Stored records
--*--
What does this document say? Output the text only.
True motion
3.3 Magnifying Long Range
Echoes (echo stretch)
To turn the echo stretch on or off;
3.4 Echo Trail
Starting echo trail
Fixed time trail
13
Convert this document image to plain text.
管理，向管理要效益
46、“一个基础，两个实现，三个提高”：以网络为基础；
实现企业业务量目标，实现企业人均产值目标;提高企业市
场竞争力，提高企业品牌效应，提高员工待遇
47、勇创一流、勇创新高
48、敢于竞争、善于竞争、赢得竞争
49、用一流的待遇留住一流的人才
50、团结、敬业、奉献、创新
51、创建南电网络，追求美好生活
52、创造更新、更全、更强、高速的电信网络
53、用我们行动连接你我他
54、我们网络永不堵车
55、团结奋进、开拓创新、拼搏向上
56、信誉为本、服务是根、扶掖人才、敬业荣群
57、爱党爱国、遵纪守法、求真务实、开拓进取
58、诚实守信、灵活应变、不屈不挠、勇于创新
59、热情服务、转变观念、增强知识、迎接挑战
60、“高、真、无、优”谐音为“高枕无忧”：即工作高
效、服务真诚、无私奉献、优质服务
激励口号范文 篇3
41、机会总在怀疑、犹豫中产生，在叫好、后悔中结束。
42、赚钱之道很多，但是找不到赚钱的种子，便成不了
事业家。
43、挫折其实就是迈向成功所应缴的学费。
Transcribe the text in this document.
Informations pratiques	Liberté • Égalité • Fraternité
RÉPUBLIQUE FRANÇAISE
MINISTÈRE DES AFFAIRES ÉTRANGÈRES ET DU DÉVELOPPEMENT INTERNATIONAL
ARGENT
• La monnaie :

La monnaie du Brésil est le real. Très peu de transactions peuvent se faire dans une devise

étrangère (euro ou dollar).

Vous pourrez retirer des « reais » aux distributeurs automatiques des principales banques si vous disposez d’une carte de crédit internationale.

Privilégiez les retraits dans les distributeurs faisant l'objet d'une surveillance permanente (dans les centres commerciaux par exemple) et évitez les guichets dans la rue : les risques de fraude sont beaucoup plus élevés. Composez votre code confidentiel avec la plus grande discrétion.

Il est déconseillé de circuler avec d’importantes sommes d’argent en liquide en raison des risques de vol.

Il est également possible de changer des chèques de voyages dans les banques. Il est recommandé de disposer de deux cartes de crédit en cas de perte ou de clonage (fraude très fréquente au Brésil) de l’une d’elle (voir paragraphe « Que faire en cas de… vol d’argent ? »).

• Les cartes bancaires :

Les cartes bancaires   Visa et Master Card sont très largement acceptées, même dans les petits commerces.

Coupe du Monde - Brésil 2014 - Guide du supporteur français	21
--*--
• Exercise: Give the entries again in full, exactly as they are written.

• Solved problem:
What does this document say? Output the text only.
True motion
3.3 Magnifying Long Range
Echoes (echo stretch)
To turn the echo stretch on or off;
3.4 Echo Trail
Starting echo trail
Fixed time trail
13
Convert this document image to plain text.
管理，向管理要效益
46、“一个基础，两个实现，三个提高”：以网络为基础；
实现企业业务量目标，实现企业人均产值目标;提高企业市
场竞争力，提高企业品牌效应，提高员工待遇
47、勇创一流、勇创新高
48、敢于竞争、善于竞争、赢得竞争
49、用一流的待遇留住一流的人才
50、团结、敬业、奉献、创新
51、创建南电网络，追求美好生活
52、创造更新、更全、更强、高速的电信网络
53、用我们行动连接你我他
54、我们网络永不堵车
55、团结奋进、开拓创新、拼搏向上
56、信誉为本、服务是根、扶掖人才、敬业荣群
57、爱党爱国、遵纪守法、求真务实、开拓进取
58、诚实守信、灵活应变、不屈不挠、勇于创新
59、热情服务、转变观念、增强知识、迎接挑战
60、“高、真、无、优”谐音为“高枕无忧”：即工作高
效、服务真诚、无私奉献、优质服务
激励口号范文 篇3
41、机会总在怀疑、犹豫中产生，在叫好、后悔中结束。
42、赚钱之道很多，但是找不到赚钱的种子，便成不了
事业家。
43、挫折其实就是迈向成功所应缴的学费。
Transcribe the text in this document.
Informations pratiques	Liberté • Égalité • Fraternité
RÉPUBLIQUE FRANÇAISE
MINISTÈRE DES AFFAIRES ÉTRANGÈRES ET DU DÉVELOPPEMENT INTERNATIONAL
ARGENT
• La monnaie :

La monnaie du Brésil est le real. Très peu de transactions peuvent se faire dans une devise

étrangère (euro ou dollar).

Vous pourrez retirer des « reais » aux distributeurs automatiques des principales banques si vous disposez d’une carte de crédit internationale.

Privilégiez les retraits dans les distributeurs faisant l'objet d'une surveillance permanente (dans les centres commerciaux par exemple) et évitez les guichets dans la rue : les risques de fraude sont beaucoup plus élevés. Composez votre code confidentiel avec la plus grande discrétion.

Il est déconseillé de circuler avec d’importantes sommes d’argent en liquide en raison des risques de vol.

Il est également possible de changer des chèques de voyages dans les banques. Il est recommandé de disposer de deux cartes de crédit en cas de perte ou de clonage (fraude très fréquente au Brésil) de l’une d’elle (voir paragraphe « Que faire en cas de… vol d’argent ? »).

• Les cartes bancaires :

Les cartes bancaires   Visa et Master Card sont très largement acceptées, même dans les petits commerces.

Coupe du Monde - Brésil 2014 - Guide du supporteur français	21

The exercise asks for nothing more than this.